** START OF Supplied material **
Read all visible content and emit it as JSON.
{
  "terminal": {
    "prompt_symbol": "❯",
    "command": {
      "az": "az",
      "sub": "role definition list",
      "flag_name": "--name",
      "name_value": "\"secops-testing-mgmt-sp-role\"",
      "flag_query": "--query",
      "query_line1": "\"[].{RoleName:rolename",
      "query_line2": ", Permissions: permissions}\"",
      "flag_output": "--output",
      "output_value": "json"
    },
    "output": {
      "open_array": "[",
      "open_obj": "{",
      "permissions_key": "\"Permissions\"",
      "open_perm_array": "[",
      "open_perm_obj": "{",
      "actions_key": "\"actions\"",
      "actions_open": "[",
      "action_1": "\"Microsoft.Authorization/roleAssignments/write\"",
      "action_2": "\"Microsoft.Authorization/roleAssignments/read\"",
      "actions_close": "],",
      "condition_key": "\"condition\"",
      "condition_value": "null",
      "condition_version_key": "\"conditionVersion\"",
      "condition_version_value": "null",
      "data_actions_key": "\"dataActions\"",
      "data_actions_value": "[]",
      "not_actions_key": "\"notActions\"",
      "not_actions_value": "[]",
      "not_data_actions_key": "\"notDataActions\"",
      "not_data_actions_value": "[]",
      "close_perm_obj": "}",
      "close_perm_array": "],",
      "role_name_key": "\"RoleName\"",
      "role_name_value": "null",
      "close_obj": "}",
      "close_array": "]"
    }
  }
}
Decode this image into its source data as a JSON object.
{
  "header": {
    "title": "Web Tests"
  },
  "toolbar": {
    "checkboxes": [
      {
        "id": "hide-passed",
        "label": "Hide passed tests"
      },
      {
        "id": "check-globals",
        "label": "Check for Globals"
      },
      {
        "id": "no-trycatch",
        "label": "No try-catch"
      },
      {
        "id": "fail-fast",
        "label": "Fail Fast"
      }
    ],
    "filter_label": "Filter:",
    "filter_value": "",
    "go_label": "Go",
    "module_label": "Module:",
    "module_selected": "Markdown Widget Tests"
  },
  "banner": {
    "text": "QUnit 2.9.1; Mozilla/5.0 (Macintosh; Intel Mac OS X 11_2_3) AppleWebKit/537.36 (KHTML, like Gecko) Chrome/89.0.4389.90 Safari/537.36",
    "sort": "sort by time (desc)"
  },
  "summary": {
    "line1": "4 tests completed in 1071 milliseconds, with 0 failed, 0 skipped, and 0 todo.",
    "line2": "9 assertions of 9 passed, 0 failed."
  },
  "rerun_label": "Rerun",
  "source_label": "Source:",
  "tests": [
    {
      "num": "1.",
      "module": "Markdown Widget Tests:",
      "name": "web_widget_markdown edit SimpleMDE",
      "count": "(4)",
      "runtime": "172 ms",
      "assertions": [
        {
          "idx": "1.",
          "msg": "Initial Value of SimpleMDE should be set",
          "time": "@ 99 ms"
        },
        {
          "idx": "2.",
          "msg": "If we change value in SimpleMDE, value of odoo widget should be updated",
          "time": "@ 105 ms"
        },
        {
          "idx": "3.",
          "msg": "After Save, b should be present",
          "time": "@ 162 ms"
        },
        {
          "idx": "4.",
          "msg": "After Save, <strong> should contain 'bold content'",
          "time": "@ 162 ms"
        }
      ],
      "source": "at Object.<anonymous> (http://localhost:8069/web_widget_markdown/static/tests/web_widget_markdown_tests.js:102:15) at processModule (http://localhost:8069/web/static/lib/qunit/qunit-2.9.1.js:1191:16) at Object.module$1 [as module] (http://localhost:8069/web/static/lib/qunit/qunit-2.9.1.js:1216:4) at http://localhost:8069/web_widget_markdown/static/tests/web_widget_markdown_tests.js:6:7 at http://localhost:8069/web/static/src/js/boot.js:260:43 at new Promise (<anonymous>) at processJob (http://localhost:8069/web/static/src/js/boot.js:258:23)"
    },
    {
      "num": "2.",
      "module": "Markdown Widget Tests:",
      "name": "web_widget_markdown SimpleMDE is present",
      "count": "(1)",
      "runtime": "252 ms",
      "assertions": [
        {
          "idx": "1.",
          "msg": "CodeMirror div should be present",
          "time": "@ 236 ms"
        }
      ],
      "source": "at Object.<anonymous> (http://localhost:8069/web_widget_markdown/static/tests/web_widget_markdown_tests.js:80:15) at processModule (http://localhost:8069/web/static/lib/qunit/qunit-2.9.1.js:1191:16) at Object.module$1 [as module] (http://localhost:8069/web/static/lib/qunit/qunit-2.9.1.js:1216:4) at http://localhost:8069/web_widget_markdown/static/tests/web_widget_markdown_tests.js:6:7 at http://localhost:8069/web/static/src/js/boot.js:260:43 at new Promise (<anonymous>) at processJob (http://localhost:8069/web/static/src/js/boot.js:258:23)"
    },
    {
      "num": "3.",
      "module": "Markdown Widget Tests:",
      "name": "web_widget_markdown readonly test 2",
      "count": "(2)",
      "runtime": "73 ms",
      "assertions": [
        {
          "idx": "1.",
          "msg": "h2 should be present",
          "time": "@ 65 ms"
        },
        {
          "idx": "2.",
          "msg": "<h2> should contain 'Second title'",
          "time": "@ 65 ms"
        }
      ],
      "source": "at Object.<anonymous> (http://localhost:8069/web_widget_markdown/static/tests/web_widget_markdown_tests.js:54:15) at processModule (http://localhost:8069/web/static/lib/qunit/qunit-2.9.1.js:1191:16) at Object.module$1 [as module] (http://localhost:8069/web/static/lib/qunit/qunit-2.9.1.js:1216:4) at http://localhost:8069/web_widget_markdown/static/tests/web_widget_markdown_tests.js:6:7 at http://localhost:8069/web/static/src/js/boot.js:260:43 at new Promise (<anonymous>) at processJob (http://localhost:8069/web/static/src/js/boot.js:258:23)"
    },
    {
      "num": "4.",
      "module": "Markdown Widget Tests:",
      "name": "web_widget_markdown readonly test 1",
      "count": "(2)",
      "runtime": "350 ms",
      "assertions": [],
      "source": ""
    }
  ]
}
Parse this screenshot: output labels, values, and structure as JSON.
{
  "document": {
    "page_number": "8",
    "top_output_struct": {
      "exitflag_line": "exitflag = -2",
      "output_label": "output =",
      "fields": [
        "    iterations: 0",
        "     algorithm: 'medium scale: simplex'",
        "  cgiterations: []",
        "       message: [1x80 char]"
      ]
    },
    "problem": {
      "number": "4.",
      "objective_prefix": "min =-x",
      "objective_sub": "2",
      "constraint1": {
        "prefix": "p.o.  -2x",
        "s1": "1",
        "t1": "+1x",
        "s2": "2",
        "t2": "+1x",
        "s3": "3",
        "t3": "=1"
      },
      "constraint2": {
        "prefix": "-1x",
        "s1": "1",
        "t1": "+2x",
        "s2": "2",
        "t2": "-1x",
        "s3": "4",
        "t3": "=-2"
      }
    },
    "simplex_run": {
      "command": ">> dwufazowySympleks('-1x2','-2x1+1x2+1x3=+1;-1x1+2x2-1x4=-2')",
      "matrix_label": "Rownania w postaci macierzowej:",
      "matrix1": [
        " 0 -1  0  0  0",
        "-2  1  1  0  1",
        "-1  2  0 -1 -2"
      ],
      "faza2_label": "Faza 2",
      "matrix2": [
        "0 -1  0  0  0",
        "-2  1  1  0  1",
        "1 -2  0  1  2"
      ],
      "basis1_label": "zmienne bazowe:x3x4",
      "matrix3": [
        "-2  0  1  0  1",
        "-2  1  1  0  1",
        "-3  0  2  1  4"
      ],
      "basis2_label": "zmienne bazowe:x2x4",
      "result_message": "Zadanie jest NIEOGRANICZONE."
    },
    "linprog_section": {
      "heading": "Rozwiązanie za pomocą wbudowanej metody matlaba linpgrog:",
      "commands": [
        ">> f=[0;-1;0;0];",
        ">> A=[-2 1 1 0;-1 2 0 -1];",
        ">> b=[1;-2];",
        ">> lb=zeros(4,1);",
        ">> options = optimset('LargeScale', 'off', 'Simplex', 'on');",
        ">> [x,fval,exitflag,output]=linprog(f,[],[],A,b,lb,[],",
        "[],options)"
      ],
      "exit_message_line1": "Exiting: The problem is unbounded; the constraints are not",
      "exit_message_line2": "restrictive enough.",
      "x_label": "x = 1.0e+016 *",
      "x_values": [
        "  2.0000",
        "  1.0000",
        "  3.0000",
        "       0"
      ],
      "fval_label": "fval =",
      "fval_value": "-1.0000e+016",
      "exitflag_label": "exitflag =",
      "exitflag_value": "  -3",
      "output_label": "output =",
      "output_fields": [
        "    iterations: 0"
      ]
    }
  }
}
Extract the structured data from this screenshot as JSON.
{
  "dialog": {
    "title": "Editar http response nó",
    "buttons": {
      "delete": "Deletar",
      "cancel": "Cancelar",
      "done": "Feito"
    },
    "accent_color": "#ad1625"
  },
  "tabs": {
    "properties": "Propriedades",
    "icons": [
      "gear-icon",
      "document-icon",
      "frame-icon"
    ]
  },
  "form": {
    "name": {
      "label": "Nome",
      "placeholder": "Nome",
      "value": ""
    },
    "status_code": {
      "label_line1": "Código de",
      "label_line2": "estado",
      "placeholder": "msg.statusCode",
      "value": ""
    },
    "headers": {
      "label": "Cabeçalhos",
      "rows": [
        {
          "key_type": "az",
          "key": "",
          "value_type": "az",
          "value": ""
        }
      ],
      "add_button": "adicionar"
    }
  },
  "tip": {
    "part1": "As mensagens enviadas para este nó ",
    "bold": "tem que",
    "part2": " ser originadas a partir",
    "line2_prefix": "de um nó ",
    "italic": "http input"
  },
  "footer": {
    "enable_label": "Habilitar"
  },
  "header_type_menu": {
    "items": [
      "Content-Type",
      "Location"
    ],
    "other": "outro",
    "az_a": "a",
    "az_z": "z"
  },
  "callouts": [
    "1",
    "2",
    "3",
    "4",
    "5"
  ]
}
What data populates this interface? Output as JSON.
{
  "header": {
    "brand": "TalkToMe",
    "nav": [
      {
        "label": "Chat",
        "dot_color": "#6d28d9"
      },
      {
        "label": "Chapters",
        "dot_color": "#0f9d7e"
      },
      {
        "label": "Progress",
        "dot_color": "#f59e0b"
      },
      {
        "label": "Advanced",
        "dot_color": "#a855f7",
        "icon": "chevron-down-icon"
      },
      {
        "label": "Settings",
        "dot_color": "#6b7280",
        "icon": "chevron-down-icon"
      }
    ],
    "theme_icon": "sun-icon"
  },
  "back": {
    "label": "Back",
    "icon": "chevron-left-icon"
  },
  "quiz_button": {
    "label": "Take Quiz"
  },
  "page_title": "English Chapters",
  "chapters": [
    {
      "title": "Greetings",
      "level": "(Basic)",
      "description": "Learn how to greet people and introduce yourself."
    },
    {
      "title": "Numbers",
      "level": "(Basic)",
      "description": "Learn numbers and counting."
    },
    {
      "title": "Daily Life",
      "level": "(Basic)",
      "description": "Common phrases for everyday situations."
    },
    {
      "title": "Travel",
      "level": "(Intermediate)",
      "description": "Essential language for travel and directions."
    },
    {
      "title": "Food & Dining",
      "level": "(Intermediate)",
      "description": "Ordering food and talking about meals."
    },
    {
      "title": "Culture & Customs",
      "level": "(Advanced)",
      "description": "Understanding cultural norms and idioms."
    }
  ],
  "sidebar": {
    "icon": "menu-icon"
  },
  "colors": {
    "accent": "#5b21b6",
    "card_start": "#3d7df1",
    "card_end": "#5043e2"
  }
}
** END OF Supplied material **
- Exercise directions:
Examine the records and pull out every line where the string "Save" occurs.

- Answer to the exercise:
          "msg": "After Save, b should be present",
          "msg": "After Save, <strong> should contain 'bold content'",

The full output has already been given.